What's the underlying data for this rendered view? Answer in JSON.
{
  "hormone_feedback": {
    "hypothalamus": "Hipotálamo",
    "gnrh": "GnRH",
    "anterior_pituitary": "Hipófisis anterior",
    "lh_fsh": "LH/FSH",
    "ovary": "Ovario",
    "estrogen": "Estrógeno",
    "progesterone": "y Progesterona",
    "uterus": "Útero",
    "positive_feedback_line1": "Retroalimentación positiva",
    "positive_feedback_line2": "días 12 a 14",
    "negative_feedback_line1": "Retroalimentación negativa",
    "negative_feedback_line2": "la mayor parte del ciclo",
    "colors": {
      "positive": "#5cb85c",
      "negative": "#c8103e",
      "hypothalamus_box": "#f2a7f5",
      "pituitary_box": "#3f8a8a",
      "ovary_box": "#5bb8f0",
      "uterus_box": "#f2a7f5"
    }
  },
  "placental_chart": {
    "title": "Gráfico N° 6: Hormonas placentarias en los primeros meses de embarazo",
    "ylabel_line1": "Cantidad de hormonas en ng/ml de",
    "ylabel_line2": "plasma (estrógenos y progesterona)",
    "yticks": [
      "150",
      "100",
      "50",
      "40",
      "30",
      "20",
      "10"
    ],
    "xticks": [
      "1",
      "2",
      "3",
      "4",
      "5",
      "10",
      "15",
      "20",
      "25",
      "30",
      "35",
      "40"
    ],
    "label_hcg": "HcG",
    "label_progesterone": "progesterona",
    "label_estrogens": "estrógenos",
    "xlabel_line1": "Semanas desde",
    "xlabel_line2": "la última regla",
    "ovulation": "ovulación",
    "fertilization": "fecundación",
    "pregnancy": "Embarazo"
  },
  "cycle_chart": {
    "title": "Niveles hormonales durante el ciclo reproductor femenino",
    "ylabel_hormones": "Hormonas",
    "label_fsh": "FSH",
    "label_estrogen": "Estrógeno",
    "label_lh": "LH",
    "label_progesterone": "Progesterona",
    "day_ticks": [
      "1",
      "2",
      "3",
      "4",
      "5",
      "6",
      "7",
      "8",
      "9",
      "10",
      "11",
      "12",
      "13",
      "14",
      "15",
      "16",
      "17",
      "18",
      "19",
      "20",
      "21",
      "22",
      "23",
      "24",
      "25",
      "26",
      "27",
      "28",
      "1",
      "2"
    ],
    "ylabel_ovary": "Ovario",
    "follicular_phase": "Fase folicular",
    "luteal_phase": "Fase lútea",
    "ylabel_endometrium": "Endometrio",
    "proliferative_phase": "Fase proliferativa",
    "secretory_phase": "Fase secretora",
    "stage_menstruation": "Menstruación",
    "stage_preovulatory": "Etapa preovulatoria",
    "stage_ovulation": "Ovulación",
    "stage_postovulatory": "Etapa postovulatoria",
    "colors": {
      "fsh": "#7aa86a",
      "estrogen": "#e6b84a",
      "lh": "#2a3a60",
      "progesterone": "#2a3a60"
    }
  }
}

--------------------------------------------------

## EXERCISE REQUIREMENTS
Copy all the lines, exactly.

## WRITTEN SOLUTION
What's the underlying data for this rendered view? Answer in JSON.
{
  "hormone_feedback": {
    "hypothalamus": "Hipotálamo",
    "gnrh": "GnRH",
    "anterior_pituitary": "Hipófisis anterior",
    "lh_fsh": "LH/FSH",
    "ovary": "Ovario",
    "estrogen": "Estrógeno",
    "progesterone": "y Progesterona",
    "uterus": "Útero",
    "positive_feedback_line1": "Retroalimentación positiva",
    "positive_feedback_line2": "días 12 a 14",
    "negative_feedback_line1": "Retroalimentación negativa",
    "negative_feedback_line2": "la mayor parte del ciclo",
    "colors": {
      "positive": "#5cb85c",
      "negative": "#c8103e",
      "hypothalamus_box": "#f2a7f5",
      "pituitary_box": "#3f8a8a",
      "ovary_box": "#5bb8f0",
      "uterus_box": "#f2a7f5"
    }
  },
  "placental_chart": {
    "title": "Gráfico N° 6: Hormonas placentarias en los primeros meses de embarazo",
    "ylabel_line1": "Cantidad de hormonas en ng/ml de",
    "ylabel_line2": "plasma (estrógenos y progesterona)",
    "yticks": [
      "150",
      "100",
      "50",
      "40",
      "30",
      "20",
      "10"
    ],
    "xticks": [
      "1",
      "2",
      "3",
      "4",
      "5",
      "10",
      "15",
      "20",
      "25",
      "30",
      "35",
      "40"
    ],
    "label_hcg": "HcG",
    "label_progesterone": "progesterona",
    "label_estrogens": "estrógenos",
    "xlabel_line1": "Semanas desde",
    "xlabel_line2": "la última regla",
    "ovulation": "ovulación",
    "fertilization": "fecundación",
    "pregnancy": "Embarazo"
  },
  "cycle_chart": {
    "title": "Niveles hormonales durante el ciclo reproductor femenino",
    "ylabel_hormones": "Hormonas",
    "label_fsh": "FSH",
    "label_estrogen": "Estrógeno",
    "label_lh": "LH",
    "label_progesterone": "Progesterona",
    "day_ticks": [
      "1",
      "2",
      "3",
      "4",
      "5",
      "6",
      "7",
      "8",
      "9",
      "10",
      "11",
      "12",
      "13",
      "14",
      "15",
      "16",
      "17",
      "18",
      "19",
      "20",
      "21",
      "22",
      "23",
      "24",
      "25",
      "26",
      "27",
      "28",
      "1",
      "2"
    ],
    "ylabel_ovary": "Ovario",
    "follicular_phase": "Fase folicular",
    "luteal_phase": "Fase lútea",
    "ylabel_endometrium": "Endometrio",
    "proliferative_phase": "Fase proliferativa",
    "secretory_phase": "Fase secretora",
    "stage_menstruation": "Menstruación",
    "stage_preovulatory": "Etapa preovulatoria",
    "stage_ovulation": "Ovulación",
    "stage_postovulatory": "Etapa postovulatoria",
    "colors": {
      "fsh": "#7aa86a",
      "estrogen": "#e6b84a",
      "lh": "#2a3a60",
      "progesterone": "#2a3a60"
    }
  }
}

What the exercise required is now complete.